#### DATASET ####

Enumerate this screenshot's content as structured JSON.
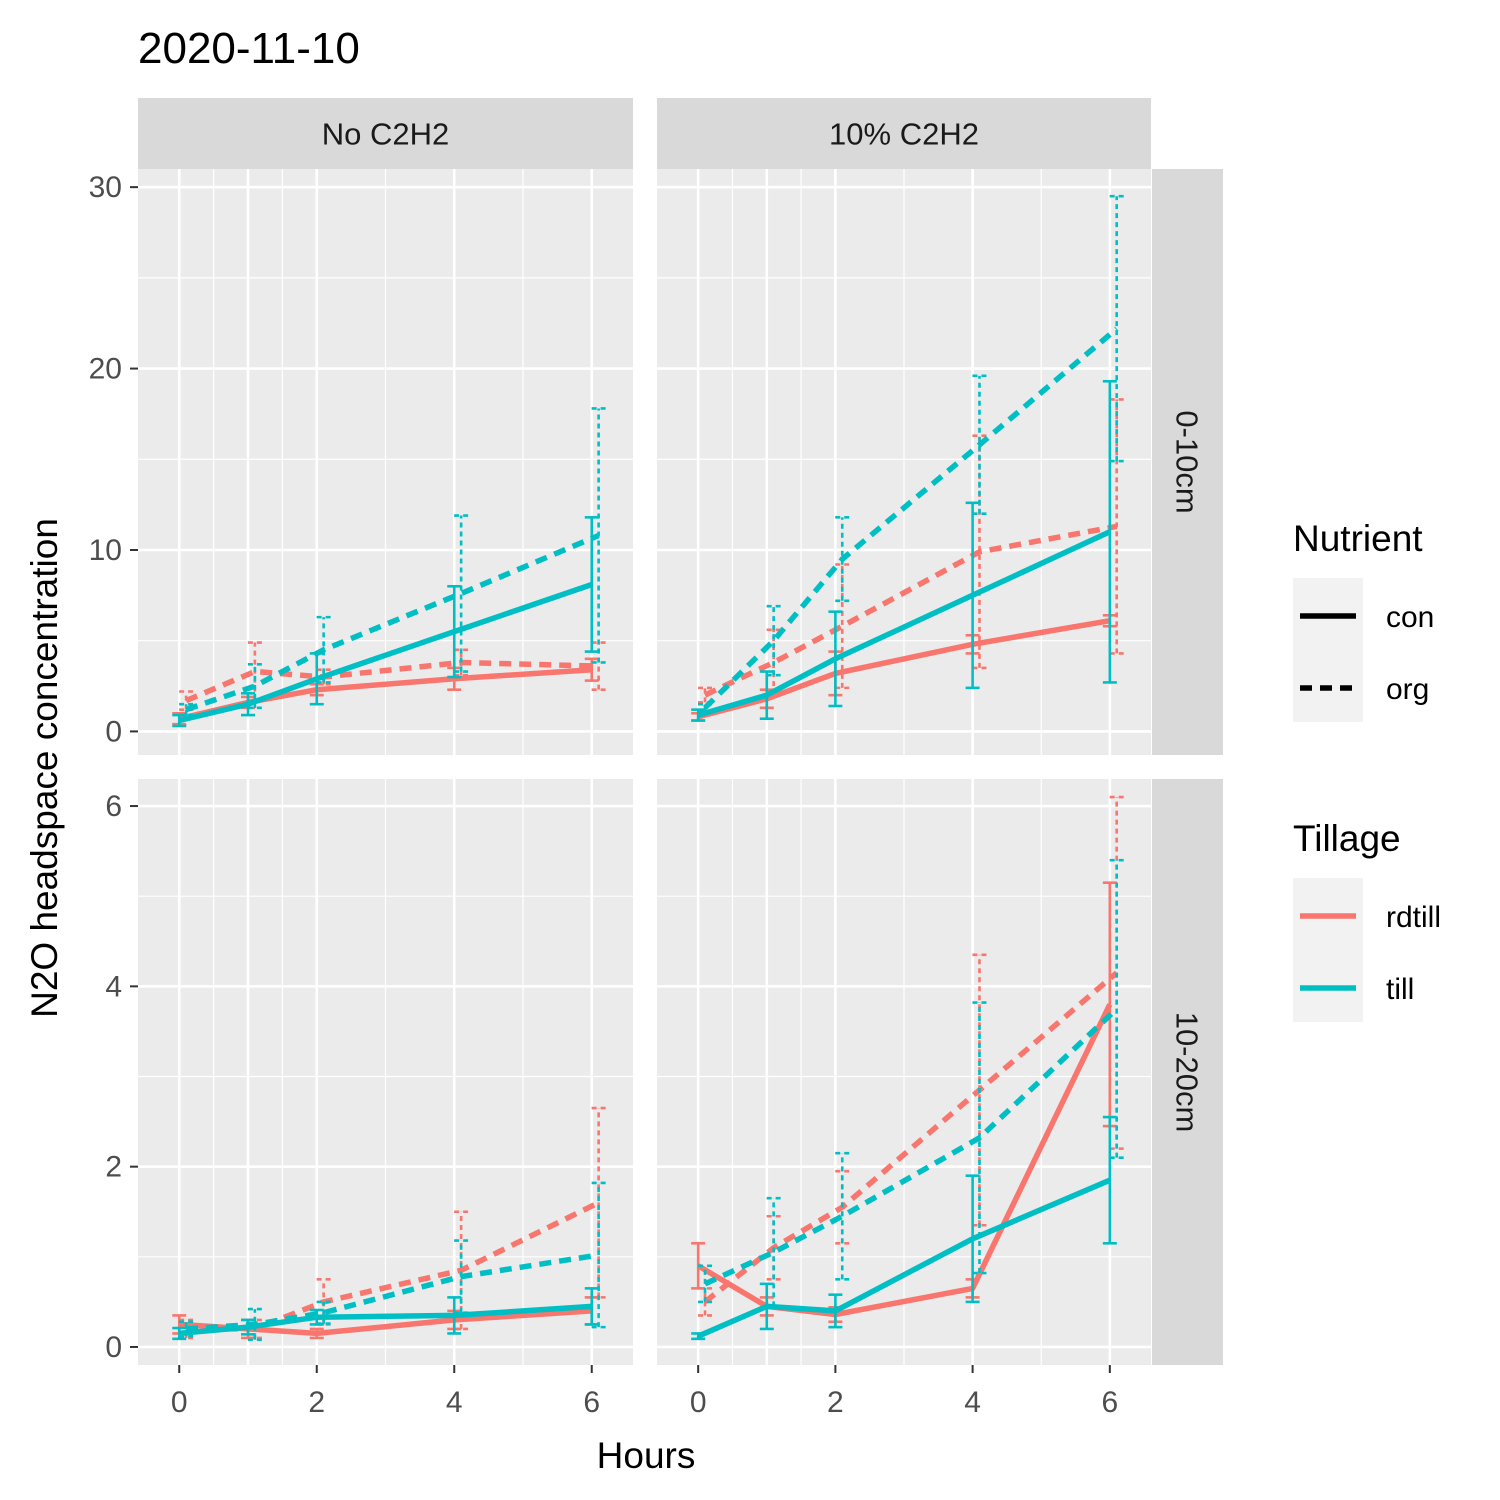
{
  "chart_data": {
    "type": "line",
    "title": "2020-11-10",
    "xlabel": "Hours",
    "ylabel": "N2O headspace concentration",
    "x_ticks": [
      0,
      2,
      4,
      6
    ],
    "x_breaks": [
      0,
      1,
      2,
      4,
      6
    ],
    "xlim": [
      -0.6,
      6.6
    ],
    "grid": true,
    "facet_cols": [
      "No C2H2",
      "10% C2H2"
    ],
    "facet_rows": [
      {
        "label": "0-10cm",
        "ylim": [
          -1.3,
          31
        ],
        "y_ticks": [
          0,
          10,
          20,
          30
        ]
      },
      {
        "label": "10-20cm",
        "ylim": [
          -0.2,
          6.3
        ],
        "y_ticks": [
          0,
          2,
          4,
          6
        ]
      }
    ],
    "legends": {
      "nutrient": {
        "title": "Nutrient",
        "items": [
          {
            "label": "con",
            "dash": "solid"
          },
          {
            "label": "org",
            "dash": "dashed"
          }
        ]
      },
      "tillage": {
        "title": "Tillage",
        "items": [
          {
            "label": "rdtill",
            "color": "#F8766D"
          },
          {
            "label": "till",
            "color": "#00BFC4"
          }
        ]
      }
    },
    "colors": {
      "rdtill": "#F8766D",
      "till": "#00BFC4"
    },
    "panels": [
      {
        "row": 0,
        "col": 0,
        "series": [
          {
            "tillage": "rdtill",
            "nutrient": "con",
            "x": [
              0,
              1,
              2,
              4,
              6
            ],
            "y": [
              0.7,
              1.6,
              2.3,
              2.9,
              3.4
            ],
            "err": [
              0.3,
              0.3,
              0.3,
              0.6,
              0.6
            ]
          },
          {
            "tillage": "rdtill",
            "nutrient": "org",
            "x": [
              0.1,
              1.1,
              2.1,
              4.1,
              6.1
            ],
            "y": [
              1.7,
              3.3,
              3.0,
              3.8,
              3.6
            ],
            "err": [
              0.5,
              1.6,
              0.4,
              0.7,
              1.3
            ]
          },
          {
            "tillage": "till",
            "nutrient": "con",
            "x": [
              0,
              1,
              2,
              4,
              6
            ],
            "y": [
              0.6,
              1.5,
              2.9,
              5.5,
              8.1
            ],
            "err": [
              0.3,
              0.6,
              1.4,
              2.5,
              3.7
            ]
          },
          {
            "tillage": "till",
            "nutrient": "org",
            "x": [
              0.1,
              1.1,
              2.1,
              4.1,
              6.1
            ],
            "y": [
              1.2,
              2.5,
              4.5,
              7.6,
              10.8
            ],
            "err": [
              0.3,
              1.2,
              1.8,
              4.3,
              7.0
            ]
          }
        ]
      },
      {
        "row": 0,
        "col": 1,
        "series": [
          {
            "tillage": "rdtill",
            "nutrient": "con",
            "x": [
              0,
              1,
              2,
              4,
              6
            ],
            "y": [
              0.8,
              1.8,
              3.2,
              4.8,
              6.1
            ],
            "err": [
              0.2,
              0.5,
              1.2,
              0.5,
              0.3
            ]
          },
          {
            "tillage": "rdtill",
            "nutrient": "org",
            "x": [
              0.1,
              1.1,
              2.1,
              4.1,
              6.1
            ],
            "y": [
              2.0,
              3.8,
              5.8,
              9.9,
              11.3
            ],
            "err": [
              0.4,
              1.8,
              3.4,
              6.4,
              7.0
            ]
          },
          {
            "tillage": "till",
            "nutrient": "con",
            "x": [
              0,
              1,
              2,
              4,
              6
            ],
            "y": [
              0.9,
              2.0,
              4.0,
              7.5,
              11.0
            ],
            "err": [
              0.3,
              1.3,
              2.6,
              5.1,
              8.3
            ]
          },
          {
            "tillage": "till",
            "nutrient": "org",
            "x": [
              0.1,
              1.1,
              2.1,
              4.1,
              6.1
            ],
            "y": [
              1.3,
              5.0,
              9.5,
              15.8,
              22.2
            ],
            "err": [
              0.2,
              1.9,
              2.3,
              3.8,
              7.3
            ]
          }
        ]
      },
      {
        "row": 1,
        "col": 0,
        "series": [
          {
            "tillage": "rdtill",
            "nutrient": "con",
            "x": [
              0,
              1,
              2,
              4,
              6
            ],
            "y": [
              0.25,
              0.2,
              0.15,
              0.3,
              0.4
            ],
            "err": [
              0.1,
              0.1,
              0.05,
              0.1,
              0.15
            ]
          },
          {
            "tillage": "rdtill",
            "nutrient": "org",
            "x": [
              0.1,
              1.1,
              2.1,
              4.1,
              6.1
            ],
            "y": [
              0.2,
              0.2,
              0.5,
              0.85,
              1.6
            ],
            "err": [
              0.1,
              0.1,
              0.25,
              0.65,
              1.05
            ]
          },
          {
            "tillage": "till",
            "nutrient": "con",
            "x": [
              0,
              1,
              2,
              4,
              6
            ],
            "y": [
              0.15,
              0.22,
              0.33,
              0.35,
              0.45
            ],
            "err": [
              0.06,
              0.08,
              0.08,
              0.2,
              0.2
            ]
          },
          {
            "tillage": "till",
            "nutrient": "org",
            "x": [
              0.1,
              1.1,
              2.1,
              4.1,
              6.1
            ],
            "y": [
              0.2,
              0.25,
              0.38,
              0.78,
              1.02
            ],
            "err": [
              0.08,
              0.17,
              0.12,
              0.4,
              0.8
            ]
          }
        ]
      },
      {
        "row": 1,
        "col": 1,
        "series": [
          {
            "tillage": "rdtill",
            "nutrient": "con",
            "x": [
              0,
              1,
              2,
              4,
              6
            ],
            "y": [
              0.9,
              0.45,
              0.36,
              0.65,
              3.8
            ],
            "err": [
              0.25,
              0.1,
              0.08,
              0.1,
              1.35
            ]
          },
          {
            "tillage": "rdtill",
            "nutrient": "org",
            "x": [
              0.1,
              1.1,
              2.1,
              4.1,
              6.1
            ],
            "y": [
              0.5,
              1.1,
              1.55,
              2.85,
              4.15
            ],
            "err": [
              0.15,
              0.35,
              0.4,
              1.5,
              1.95
            ]
          },
          {
            "tillage": "till",
            "nutrient": "con",
            "x": [
              0,
              1,
              2,
              4,
              6
            ],
            "y": [
              0.12,
              0.45,
              0.4,
              1.2,
              1.85
            ],
            "err": [
              0.03,
              0.25,
              0.18,
              0.7,
              0.7
            ]
          },
          {
            "tillage": "till",
            "nutrient": "org",
            "x": [
              0.1,
              1.1,
              2.1,
              4.1,
              6.1
            ],
            "y": [
              0.7,
              1.05,
              1.45,
              2.32,
              3.75
            ],
            "err": [
              0.2,
              0.6,
              0.7,
              1.5,
              1.65
            ]
          }
        ]
      }
    ]
  }
}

####

== EXERCISE BRIEF ==
Reproduce every line precisely as given, omitting all pictures.

== TASK RESPONSE ==
Enumerate this screenshot's content as structured JSON.
{
  "chart_data": {
    "type": "line",
    "title": "2020-11-10",
    "xlabel": "Hours",
    "ylabel": "N2O headspace concentration",
    "x_ticks": [
      0,
      2,
      4,
      6
    ],
    "x_breaks": [
      0,
      1,
      2,
      4,
      6
    ],
    "xlim": [
      -0.6,
      6.6
    ],
    "grid": true,
    "facet_cols": [
      "No C2H2",
      "10% C2H2"
    ],
    "facet_rows": [
      {
        "label": "0-10cm",
        "ylim": [
          -1.3,
          31
        ],
        "y_ticks": [
          0,
          10,
          20,
          30
        ]
      },
      {
        "label": "10-20cm",
        "ylim": [
          -0.2,
          6.3
        ],
        "y_ticks": [
          0,
          2,
          4,
          6
        ]
      }
    ],
    "legends": {
      "nutrient": {
        "title": "Nutrient",
        "items": [
          {
            "label": "con",
            "dash": "solid"
          },
          {
            "label": "org",
            "dash": "dashed"
          }
        ]
      },
      "tillage": {
        "title": "Tillage",
        "items": [
          {
            "label": "rdtill",
            "color": "#F8766D"
          },
          {
            "label": "till",
            "color": "#00BFC4"
          }
        ]
      }
    },
    "colors": {
      "rdtill": "#F8766D",
      "till": "#00BFC4"
    },
    "panels": [
      {
        "row": 0,
        "col": 0,
        "series": [
          {
            "tillage": "rdtill",
            "nutrient": "con",
            "x": [
              0,
              1,
              2,
              4,
              6
            ],
            "y": [
              0.7,
              1.6,
              2.3,
              2.9,
              3.4
            ],
            "err": [
              0.3,
              0.3,
              0.3,
              0.6,
              0.6
            ]
          },
          {
            "tillage": "rdtill",
            "nutrient": "org",
            "x": [
              0.1,
              1.1,
              2.1,
              4.1,
              6.1
            ],
            "y": [
              1.7,
              3.3,
              3.0,
              3.8,
              3.6
            ],
            "err": [
              0.5,
              1.6,
              0.4,
              0.7,
              1.3
            ]
          },
          {
            "tillage": "till",
            "nutrient": "con",
            "x": [
              0,
              1,
              2,
              4,
              6
            ],
            "y": [
              0.6,
              1.5,
              2.9,
              5.5,
              8.1
            ],
            "err": [
              0.3,
              0.6,
              1.4,
              2.5,
              3.7
            ]
          },
          {
            "tillage": "till",
            "nutrient": "org",
            "x": [
              0.1,
              1.1,
              2.1,
              4.1,
              6.1
            ],
            "y": [
              1.2,
              2.5,
              4.5,
              7.6,
              10.8
            ],
            "err": [
              0.3,
              1.2,
              1.8,
              4.3,
              7.0
            ]
          }
        ]
      },
      {
        "row": 0,
        "col": 1,
        "series": [
          {
            "tillage": "rdtill",
            "nutrient": "con",
            "x": [
              0,
              1,
              2,
              4,
              6
            ],
            "y": [
              0.8,
              1.8,
              3.2,
              4.8,
              6.1
            ],
            "err": [
              0.2,
              0.5,
              1.2,
              0.5,
              0.3
            ]
          },
          {
            "tillage": "rdtill",
            "nutrient": "org",
            "x": [
              0.1,
              1.1,
              2.1,
              4.1,
              6.1
            ],
            "y": [
              2.0,
              3.8,
              5.8,
              9.9,
              11.3
            ],
            "err": [
              0.4,
              1.8,
              3.4,
              6.4,
              7.0
            ]
          },
          {
            "tillage": "till",
            "nutrient": "con",
            "x": [
              0,
              1,
              2,
              4,
              6
            ],
            "y": [
              0.9,
              2.0,
              4.0,
              7.5,
              11.0
            ],
            "err": [
              0.3,
              1.3,
              2.6,
              5.1,
              8.3
            ]
          },
          {
            "tillage": "till",
            "nutrient": "org",
            "x": [
              0.1,
              1.1,
              2.1,
              4.1,
              6.1
            ],
            "y": [
              1.3,
              5.0,
              9.5,
              15.8,
              22.2
            ],
            "err": [
              0.2,
              1.9,
              2.3,
              3.8,
              7.3
            ]
          }
        ]
      },
      {
        "row": 1,
        "col": 0,
        "series": [
          {
            "tillage": "rdtill",
            "nutrient": "con",
            "x": [
              0,
              1,
              2,
              4,
              6
            ],
            "y": [
              0.25,
              0.2,
              0.15,
              0.3,
              0.4
            ],
            "err": [
              0.1,
              0.1,
              0.05,
              0.1,
              0.15
            ]
          },
          {
            "tillage": "rdtill",
            "nutrient": "org",
            "x": [
              0.1,
              1.1,
              2.1,
              4.1,
              6.1
            ],
            "y": [
              0.2,
              0.2,
              0.5,
              0.85,
              1.6
            ],
            "err": [
              0.1,
              0.1,
              0.25,
              0.65,
              1.05
            ]
          },
          {
            "tillage": "till",
            "nutrient": "con",
            "x": [
              0,
              1,
              2,
              4,
              6
            ],
            "y": [
              0.15,
              0.22,
              0.33,
              0.35,
              0.45
            ],
            "err": [
              0.06,
              0.08,
              0.08,
              0.2,
              0.2
            ]
          },
          {
            "tillage": "till",
            "nutrient": "org",
            "x": [
              0.1,
              1.1,
              2.1,
              4.1,
              6.1
            ],
            "y": [
              0.2,
              0.25,
              0.38,
              0.78,
              1.02
            ],
            "err": [
              0.08,
              0.17,
              0.12,
              0.4,
              0.8
            ]
          }
        ]
      },
      {
        "row": 1,
        "col": 1,
        "series": [
          {
            "tillage": "rdtill",
            "nutrient": "con",
            "x": [
              0,
              1,
              2,
              4,
              6
            ],
            "y": [
              0.9,
              0.45,
              0.36,
              0.65,
              3.8
            ],
            "err": [
              0.25,
              0.1,
              0.08,
              0.1,
              1.35
            ]
          },
          {
            "tillage": "rdtill",
            "nutrient": "org",
            "x": [
              0.1,
              1.1,
              2.1,
              4.1,
              6.1
            ],
            "y": [
              0.5,
              1.1,
              1.55,
              2.85,
              4.15
            ],
            "err": [
              0.15,
              0.35,
              0.4,
              1.5,
              1.95
            ]
          },
          {
            "tillage": "till",
            "nutrient": "con",
            "x": [
              0,
              1,
              2,
              4,
              6
            ],
            "y": [
              0.12,
              0.45,
              0.4,
              1.2,
              1.85
            ],
            "err": [
              0.03,
              0.25,
              0.18,
              0.7,
              0.7
            ]
          },
          {
            "tillage": "till",
            "nutrient": "org",
            "x": [
              0.1,
              1.1,
              2.1,
              4.1,
              6.1
            ],
            "y": [
              0.7,
              1.05,
              1.45,
              2.32,
              3.75
            ],
            "err": [
              0.2,
              0.6,
              0.7,
              1.5,
              1.65
            ]
          }
        ]
      }
    ]
  }
}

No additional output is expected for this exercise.